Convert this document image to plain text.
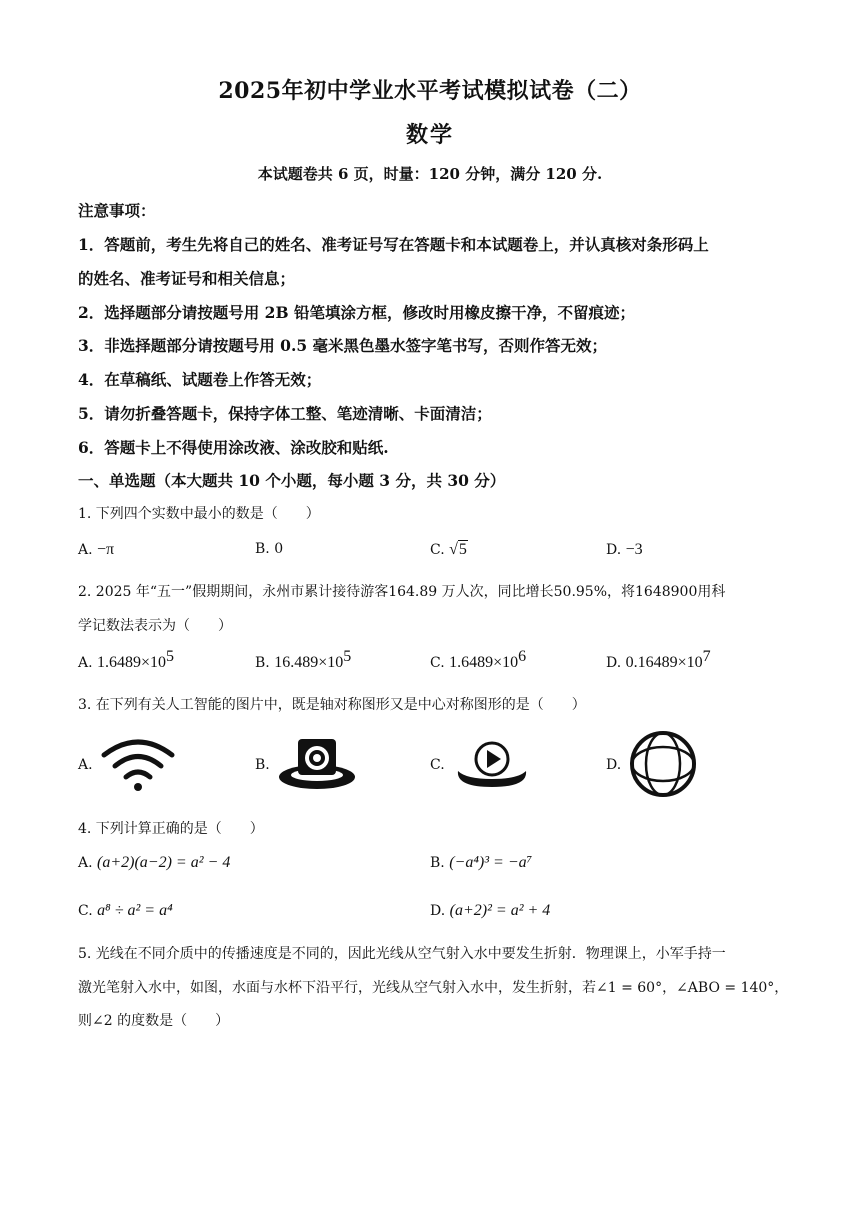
2025年初中学业水平考试模拟试卷（二）
数学
本试题卷共 6 页，时量：120 分钟，满分 120 分.
注意事项：
1．答题前，考生先将自己的姓名、准考证号写在答题卡和本试题卷上，并认真核对条形码上
的姓名、准考证号和相关信息；
2．选择题部分请按题号用 2B 铅笔填涂方框，修改时用橡皮擦干净，不留痕迹；
3．非选择题部分请按题号用 0.5 毫米黑色墨水签字笔书写，否则作答无效；
4．在草稿纸、试题卷上作答无效；
5．请勿折叠答题卡，保持字体工整、笔迹清晰、卡面清洁；
6．答题卡上不得使用涂改液、涂改胶和贴纸.
一、单选题（本大题共 10 个小题，每小题 3 分，共 30 分）
1. 下列四个实数中最小的数是（　　）
A. −π	B. 0	C. √5	D. −3
2. 2025 年“五一”假期期间，永州市累计接待游客164.89 万人次，同比增长50.95%，将1648900用科
学记数法表示为（　　）
A. $1.6489\times 10^5$	B. $16.489\times 10^5$	C. $1.6489\times 10^6$	D. $0.16489\times 10^7$
3. 在下列有关人工智能的图片中，既是轴对称图形又是中心对称图形的是（　　）
A.	B.	C.	D.
4. 下列计算正确的是（　　）
A. (a+2)(a−2) = a² − 4	B. (−a⁴)³ = −a⁷
C. a⁸ ÷ a² = a⁴	D. (a+2)² = a² + 4
5. 光线在不同介质中的传播速度是不同的，因此光线从空气射入水中要发生折射．物理课上，小军手持一
激光笔射入水中，如图，水面与水杯下沿平行，光线从空气射入水中，发生折射，若∠1 = 60°，∠ABO = 140°，
则∠2 的度数是（　　）
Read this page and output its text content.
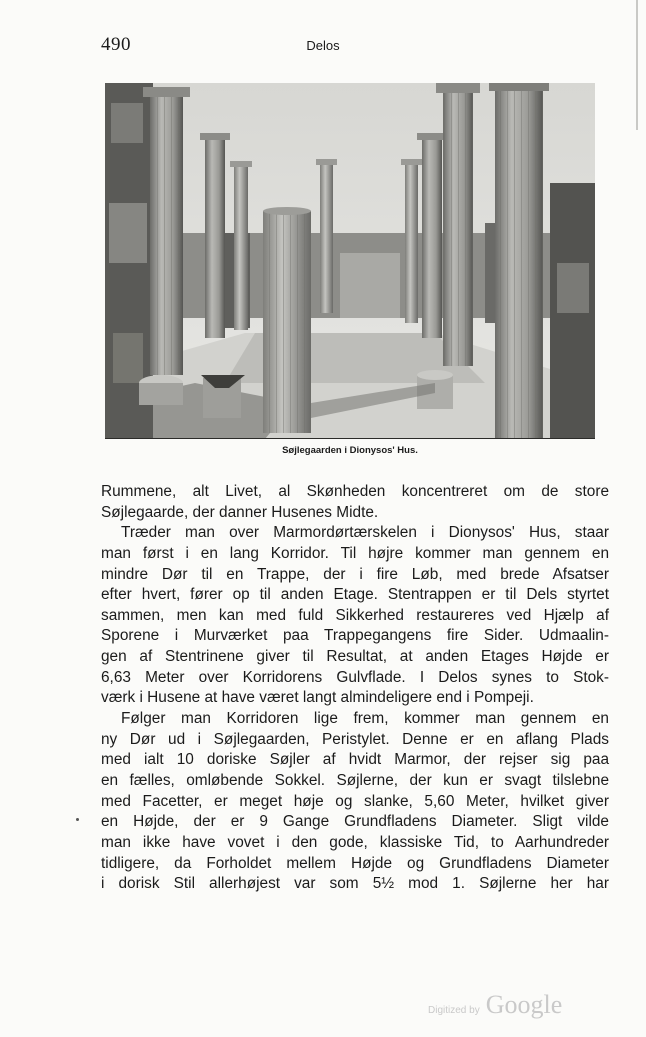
490	Delos
Søjlegaarden i Dionysos' Hus.
Rummene, alt Livet, al Skønheden koncentreret om de store
Søjlegaarde, der danner Husenes Midte.
Træder man over Marmordørtærskelen i Dionysos' Hus, staar
man først i en lang Korridor. Til højre kommer man gennem en
mindre Dør til en Trappe, der i fire Løb, med brede Afsatser
efter hvert, fører op til anden Etage. Stentrappen er til Dels styrtet
sammen, men kan med fuld Sikkerhed restaureres ved Hjælp af
Sporene i Murværket paa Trappegangens fire Sider. Udmaalin-
gen af Stentrinene giver til Resultat, at anden Etages Højde er
6,63 Meter over Korridorens Gulvflade. I Delos synes to Stok-
værk i Husene at have været langt almindeligere end i Pompeji.
Følger man Korridoren lige frem, kommer man gennem en
ny Dør ud i Søjlegaarden, Peristylet. Denne er en aflang Plads
med ialt 10 doriske Søjler af hvidt Marmor, der rejser sig paa
en fælles, omløbende Sokkel. Søjlerne, der kun er svagt tilslebne
med Facetter, er meget høje og slanke, 5,60 Meter, hvilket giver
en Højde, der er 9 Gange Grundfladens Diameter. Sligt vilde
man ikke have vovet i den gode, klassiske Tid, to Aarhundreder
tidligere, da Forholdet mellem Højde og Grundfladens Diameter
i dorisk Stil allerhøjest var som 5½ mod 1. Søjlerne her har
Digitized by Google
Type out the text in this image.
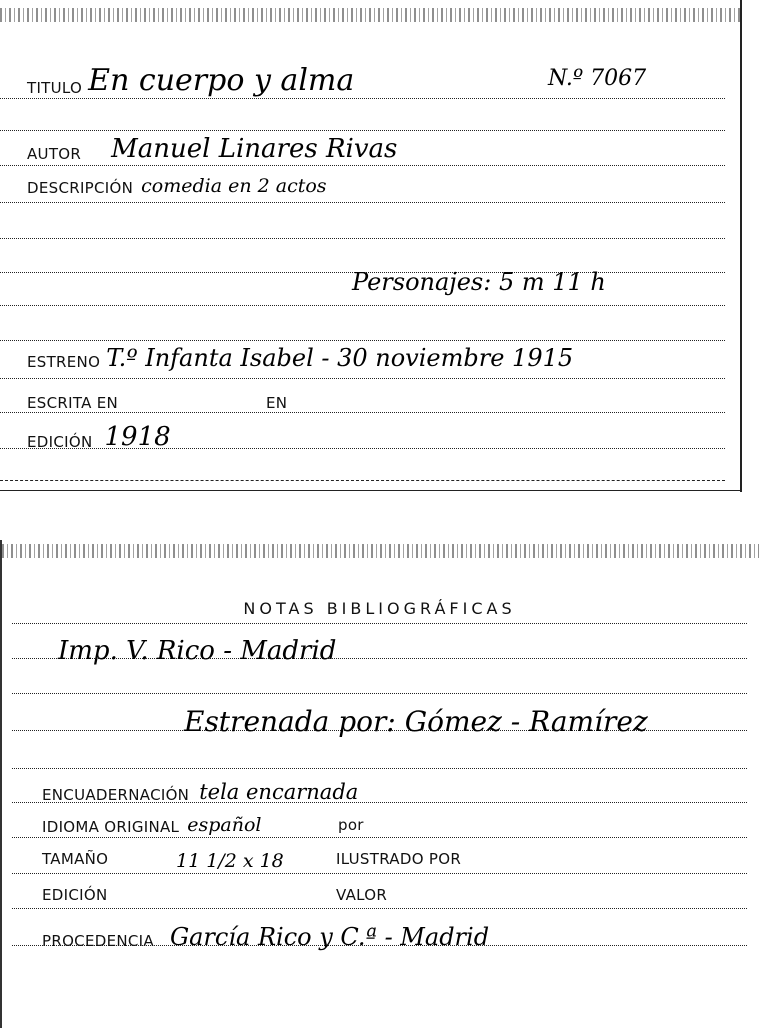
TITULO En cuerpo y alma	N.º 7067
AUTOR Manuel Linares Rivas
DESCRIPCIÓN comedia en 2 actos
Personajes: 5 m 11 h
ESTRENO T.º Infanta Isabel - 30 noviembre 1915
ESCRITA EN	EN
EDICIÓN 1918
NOTAS BIBLIOGRÁFICAS
Imp. V. Rico - Madrid
Estrenada por: Gómez - Ramírez
ENCUADERNACIÓN tela encarnada
IDIOMA ORIGINAL español	por
TAMAÑO	11 1/2 x 18	ILUSTRADO POR
EDICIÓN	VALOR
PROCEDENCIA García Rico y C.ª - Madrid
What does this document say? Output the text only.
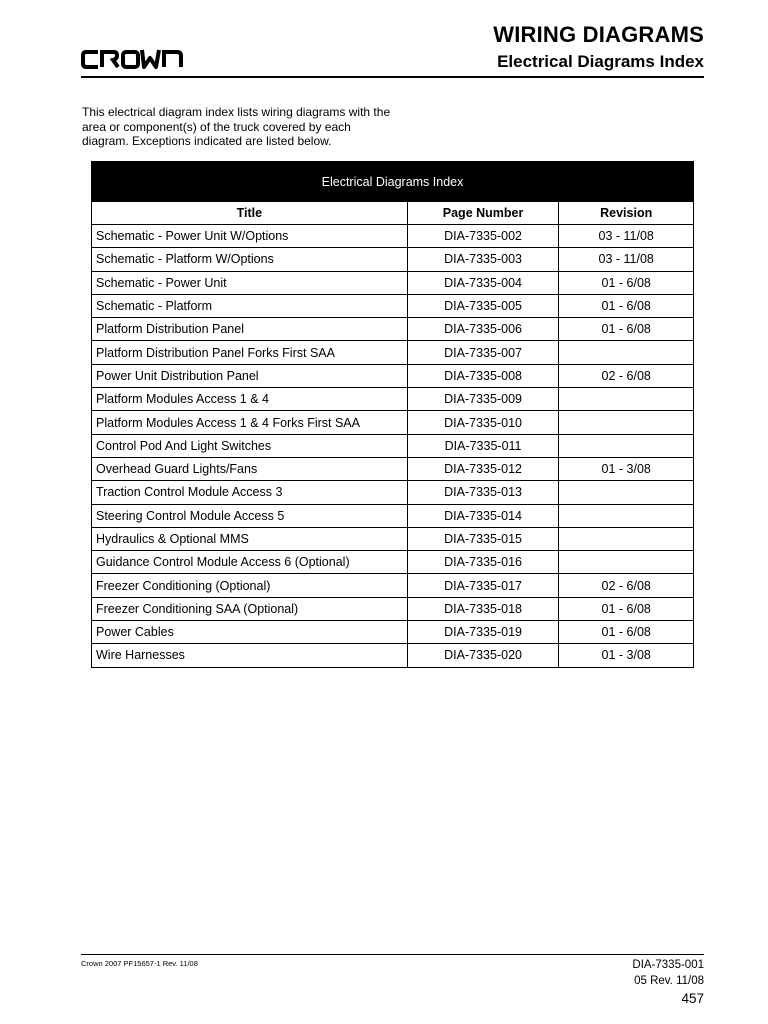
WIRING DIAGRAMS
Electrical Diagrams Index
This electrical diagram index lists wiring diagrams with the area or component(s) of the truck covered by each diagram. Exceptions indicated are listed below.
Electrical Diagrams Index		
Title	Page Number	Revision
Schematic - Power Unit W/Options	DIA-7335-002	03 - 11/08
Schematic - Platform W/Options	DIA-7335-003	03 - 11/08
Schematic - Power Unit	DIA-7335-004	01 - 6/08
Schematic - Platform	DIA-7335-005	01 - 6/08
Platform Distribution Panel	DIA-7335-006	01 - 6/08
Platform Distribution Panel Forks First SAA	DIA-7335-007	
Power Unit Distribution Panel	DIA-7335-008	02 - 6/08
Platform Modules Access 1 & 4	DIA-7335-009	
Platform Modules Access 1 & 4 Forks First SAA	DIA-7335-010	
Control Pod And Light Switches	DIA-7335-011	
Overhead Guard Lights/Fans	DIA-7335-012	01 - 3/08
Traction Control Module Access 3	DIA-7335-013	
Steering Control Module Access 5	DIA-7335-014	
Hydraulics & Optional MMS	DIA-7335-015	
Guidance Control Module Access 6 (Optional)	DIA-7335-016	
Freezer Conditioning (Optional)	DIA-7335-017	02 - 6/08
Freezer Conditioning SAA (Optional)	DIA-7335-018	01 - 6/08
Power Cables	DIA-7335-019	01 - 6/08
Wire Harnesses	DIA-7335-020	01 - 3/08
Crown 2007 PF15657-1 Rev. 11/08	DIA-7335-001
05 Rev. 11/08
457
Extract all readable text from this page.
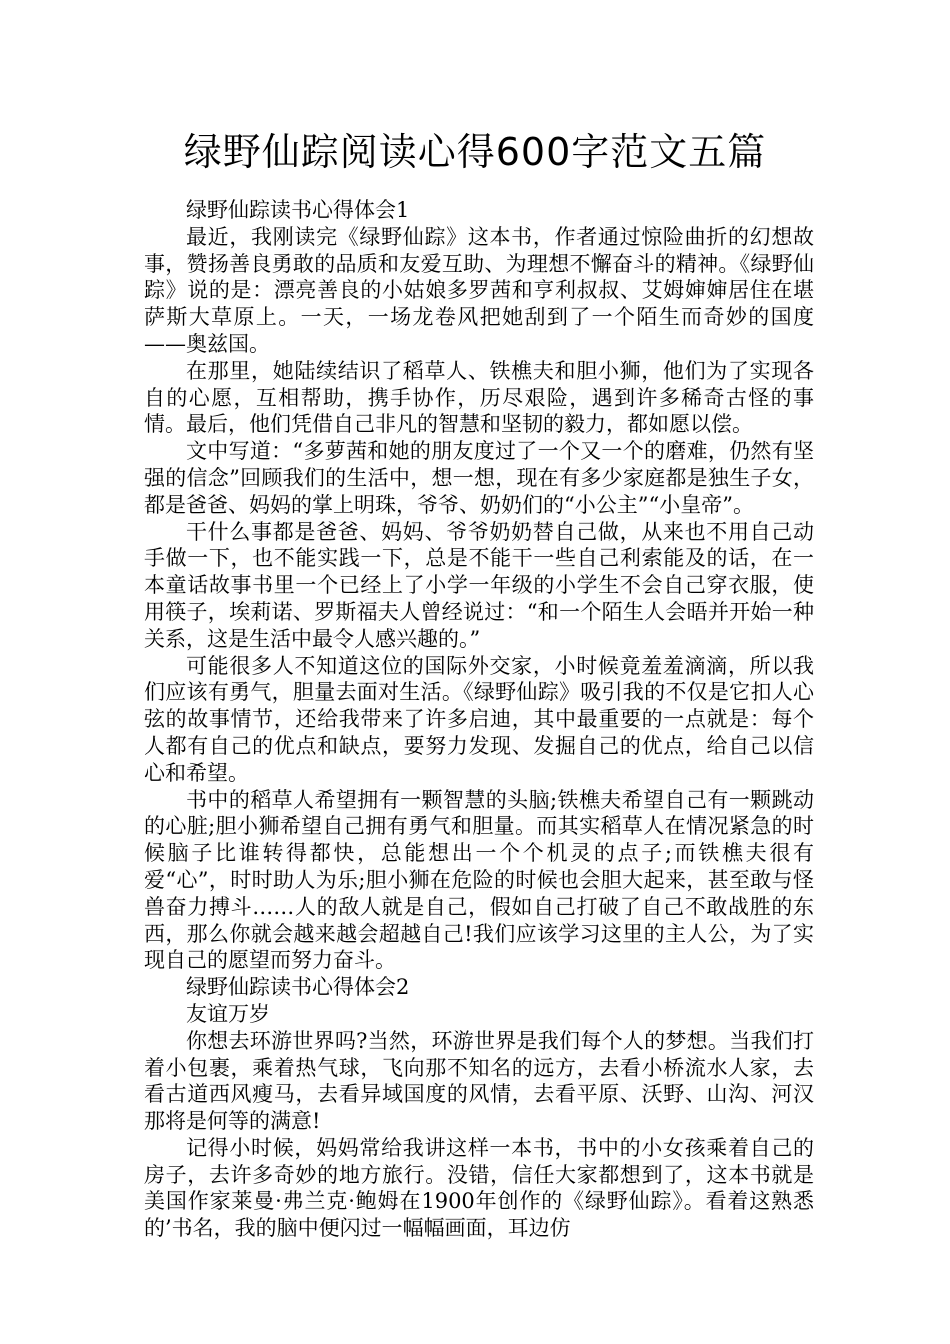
绿野仙踪阅读心得600字范文五篇

绿野仙踪读书心得体会1

最近，我刚读完《绿野仙踪》这本书，作者通过惊险曲折的幻想故事，赞扬善良勇敢的品质和友爱互助、为理想不懈奋斗的精神。《绿野仙踪》说的是：漂亮善良的小姑娘多罗茜和亨利叔叔、艾姆婶婶居住在堪萨斯大草原上。一天，一场龙卷风把她刮到了一个陌生而奇妙的国度——奥兹国。

在那里，她陆续结识了稻草人、铁樵夫和胆小狮，他们为了实现各自的心愿，互相帮助，携手协作，历尽艰险，遇到许多稀奇古怪的事情。最后，他们凭借自己非凡的智慧和坚韧的毅力，都如愿以偿。

文中写道：“多萝茜和她的朋友度过了一个又一个的磨难，仍然有坚强的信念”回顾我们的生活中，想一想，现在有多少家庭都是独生子女，都是爸爸、妈妈的掌上明珠，爷爷、奶奶们的“小公主”“小皇帝”。

干什么事都是爸爸、妈妈、爷爷奶奶替自己做，从来也不用自己动手做一下，也不能实践一下，总是不能干一些自己利索能及的话，在一本童话故事书里一个已经上了小学一年级的小学生不会自己穿衣服，使用筷子，埃莉诺、罗斯福夫人曾经说过：“和一个陌生人会晤并开始一种关系，这是生活中最令人感兴趣的。”

可能很多人不知道这位的国际外交家，小时候竟羞羞滴滴，所以我们应该有勇气，胆量去面对生活。《绿野仙踪》吸引我的不仅是它扣人心弦的故事情节，还给我带来了许多启迪，其中最重要的一点就是：每个人都有自己的优点和缺点，要努力发现、发掘自己的优点，给自己以信心和希望。

书中的稻草人希望拥有一颗智慧的头脑;铁樵夫希望自己有一颗跳动的心脏;胆小狮希望自己拥有勇气和胆量。而其实稻草人在情况紧急的时候脑子比谁转得都快，总能想出一个个机灵的点子;而铁樵夫很有爱“心”，时时助人为乐;胆小狮在危险的时候也会胆大起来，甚至敢与怪兽奋力搏斗……人的敌人就是自己，假如自己打破了自己不敢战胜的东西，那么你就会越来越会超越自己!我们应该学习这里的主人公，为了实现自己的愿望而努力奋斗。

绿野仙踪读书心得体会2

友谊万岁

你想去环游世界吗?当然，环游世界是我们每个人的梦想。当我们打着小包裹，乘着热气球，飞向那不知名的远方，去看小桥流水人家，去看古道西风瘦马，去看异域国度的风情，去看平原、沃野、山沟、河汉那将是何等的满意!

记得小时候，妈妈常给我讲这样一本书，书中的小女孩乘着自己的房子，去许多奇妙的地方旅行。没错，信任大家都想到了，这本书就是美国作家莱曼·弗兰克·鲍姆在1900年创作的《绿野仙踪》。看着这熟悉的’书名，我的脑中便闪过一幅幅画面，耳边仿
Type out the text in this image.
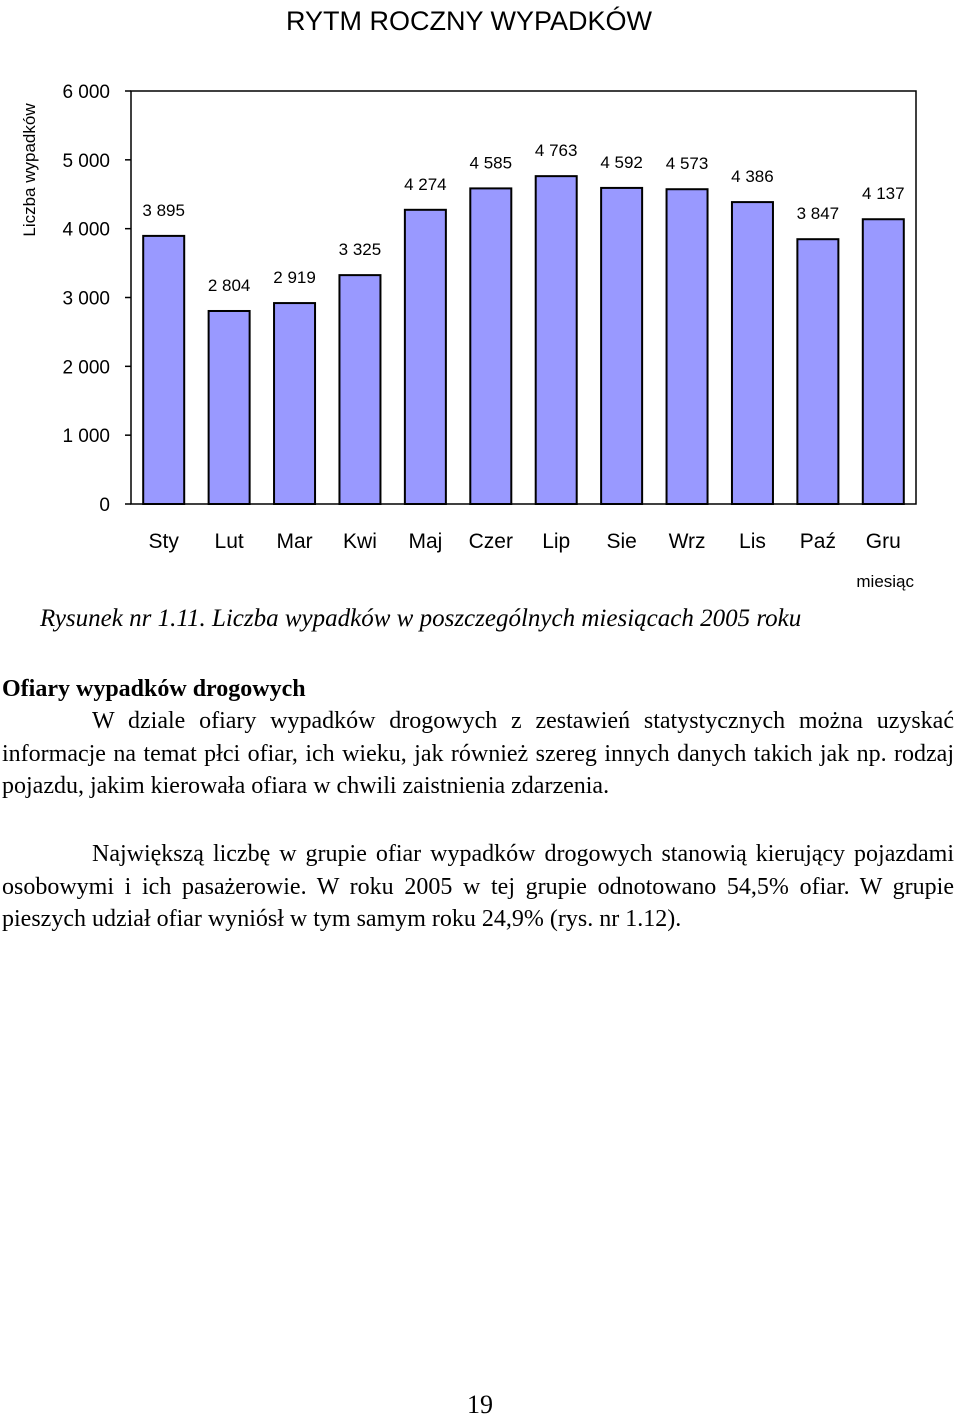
RYTM ROCZNY WYPADKÓW
Liczba wypadków
miesiąc
0
1 000
2 000
3 000
4 000
5 000
6 000
3 895
2 804 2 919
3 325
4 274
4 585
4 763
4 592 4 573
4 386
3 847
4 137
Sty Lut Mar Kwi Maj Czer Lip Sie Wrz Lis Paź Gru
Rysunek nr 1.11. Liczba wypadków w poszczególnych miesiącach 2005 roku
Ofiary wypadków drogowych
W dziale ofiary wypadków drogowych z zestawień statystycznych można uzyskać informacje na temat płci ofiar, ich wieku, jak również szereg innych danych takich jak np. rodzaj pojazdu, jakim kierowała ofiara w chwili zaistnienia zdarzenia.
Największą liczbę w grupie ofiar wypadków drogowych stanowią kierujący pojazdami osobowymi i ich pasażerowie. W roku 2005 w tej grupie odnotowano 54,5% ofiar. W grupie pieszych udział ofiar wyniósł w tym samym roku 24,9% (rys. nr 1.12).
19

....

Within the listing above, find every line containing the string "Power" and return it.

Schematic - Power Unit W/Options	DIA-7335-002	03 - 11/08
Schematic - Power Unit	DIA-7335-004	01 - 6/08
Power Unit Distribution Panel	DIA-7335-008	02 - 6/08
Power Cables	DIA-7335-019	01 - 6/08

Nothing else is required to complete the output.